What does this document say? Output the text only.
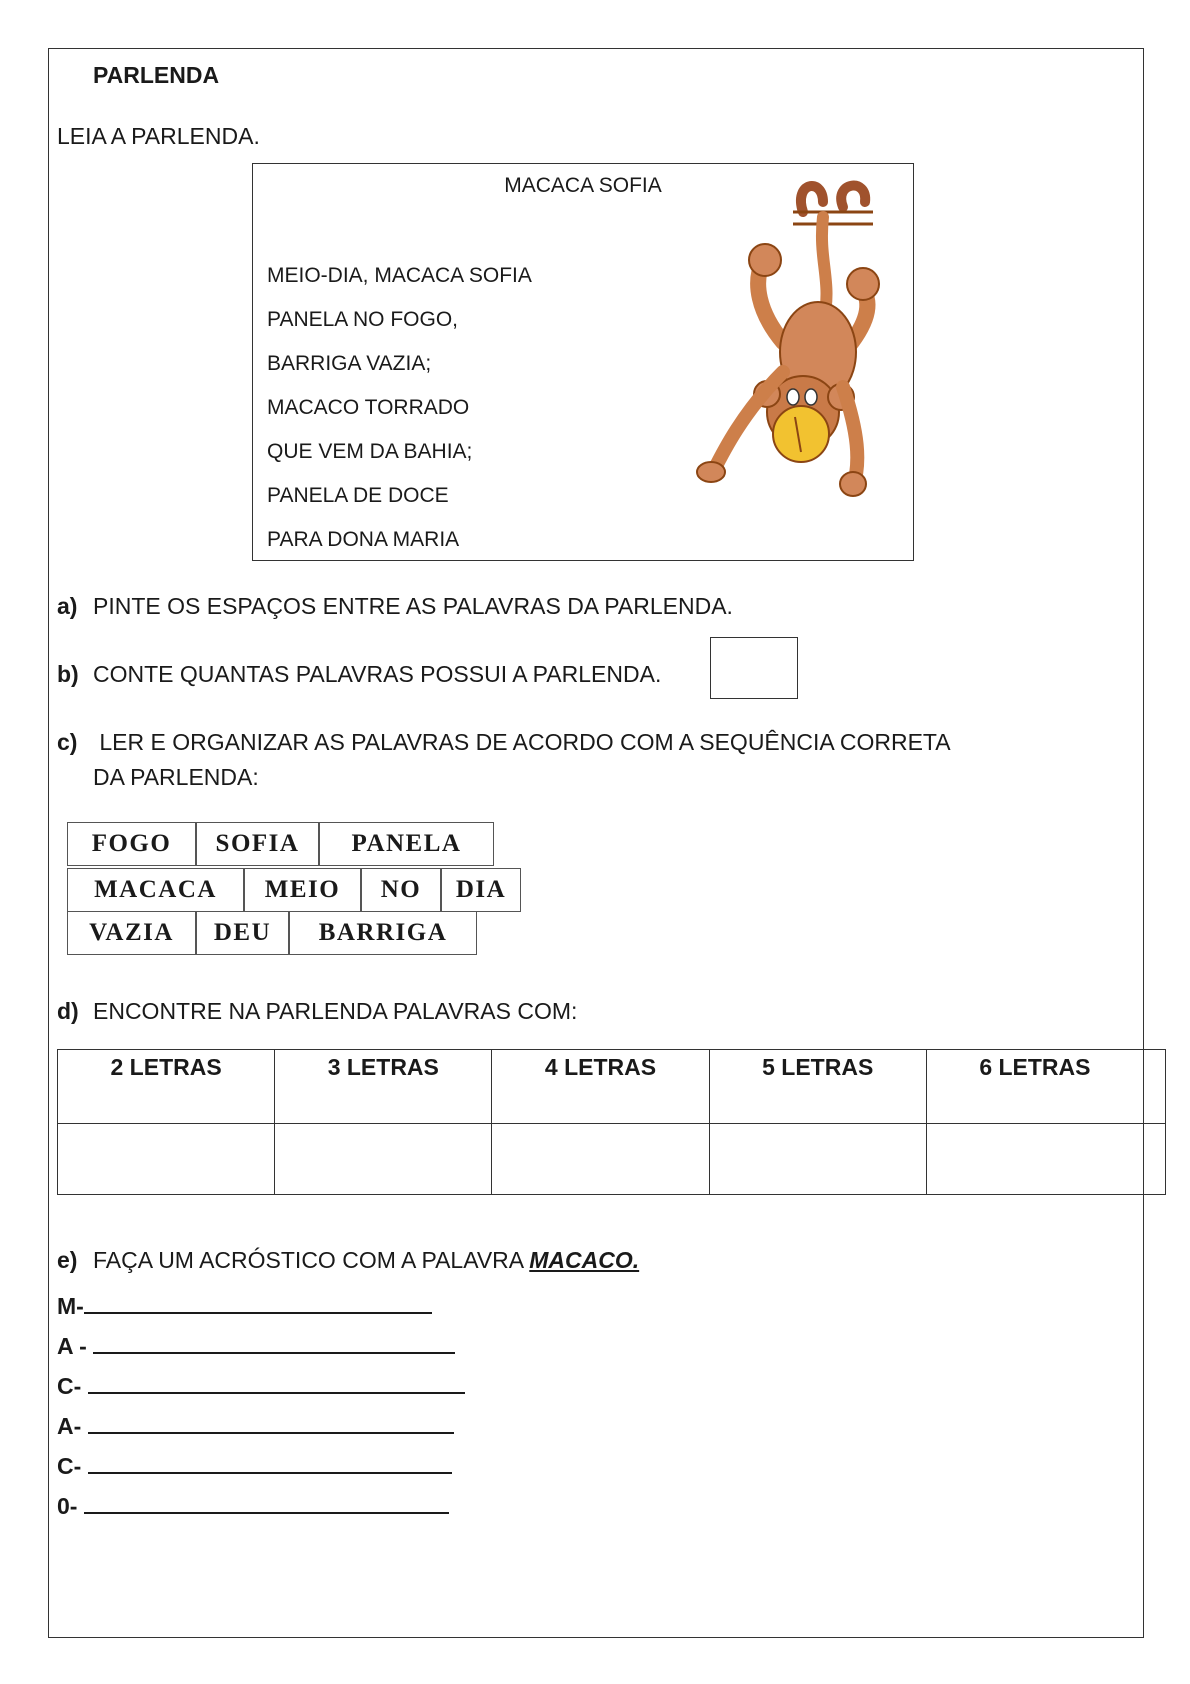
PARLENDA
LEIA A PARLENDA.
MACACA SOFIA
MEIO-DIA, MACACA SOFIA
PANELA NO FOGO,
BARRIGA VAZIA;
MACACO TORRADO
QUE VEM DA BAHIA;
PANELA DE DOCE
PARA DONA MARIA
a) PINTE OS ESPAÇOS ENTRE AS PALAVRAS DA PARLENDA.
b) CONTE QUANTAS PALAVRAS POSSUI A PARLENDA.
c) LER E ORGANIZAR AS PALAVRAS DE ACORDO COM A SEQUÊNCIA CORRETA
DA PARLENDA:
FOGO	SOFIA	PANELA
MACACA	MEIO	NO	DIA
VAZIA	DEU	BARRIGA
d) ENCONTRE NA PARLENDA PALAVRAS COM:
2 LETRAS	3 LETRAS	4 LETRAS	5 LETRAS	6 LETRAS	

e) FAÇA UM ACRÓSTICO COM A PALAVRA MACACO.
M-
A -
C-
A-
C-
0-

Task goal
Write out the listing above again, exactly, but with no pictures in the copy.

Answer in full
What does this document say? Output the text only.
PARLENDA
LEIA A PARLENDA.
MACACA SOFIA
MEIO-DIA, MACACA SOFIA
PANELA NO FOGO,
BARRIGA VAZIA;
MACACO TORRADO
QUE VEM DA BAHIA;
PANELA DE DOCE
PARA DONA MARIA
a) PINTE OS ESPAÇOS ENTRE AS PALAVRAS DA PARLENDA.
b) CONTE QUANTAS PALAVRAS POSSUI A PARLENDA.
c) LER E ORGANIZAR AS PALAVRAS DE ACORDO COM A SEQUÊNCIA CORRETA
DA PARLENDA:
FOGO	SOFIA	PANELA
MACACA	MEIO	NO	DIA
VAZIA	DEU	BARRIGA
d) ENCONTRE NA PARLENDA PALAVRAS COM:
2 LETRAS	3 LETRAS	4 LETRAS	5 LETRAS	6 LETRAS	

e) FAÇA UM ACRÓSTICO COM A PALAVRA MACACO.
M-
A -
C-
A-
C-
0-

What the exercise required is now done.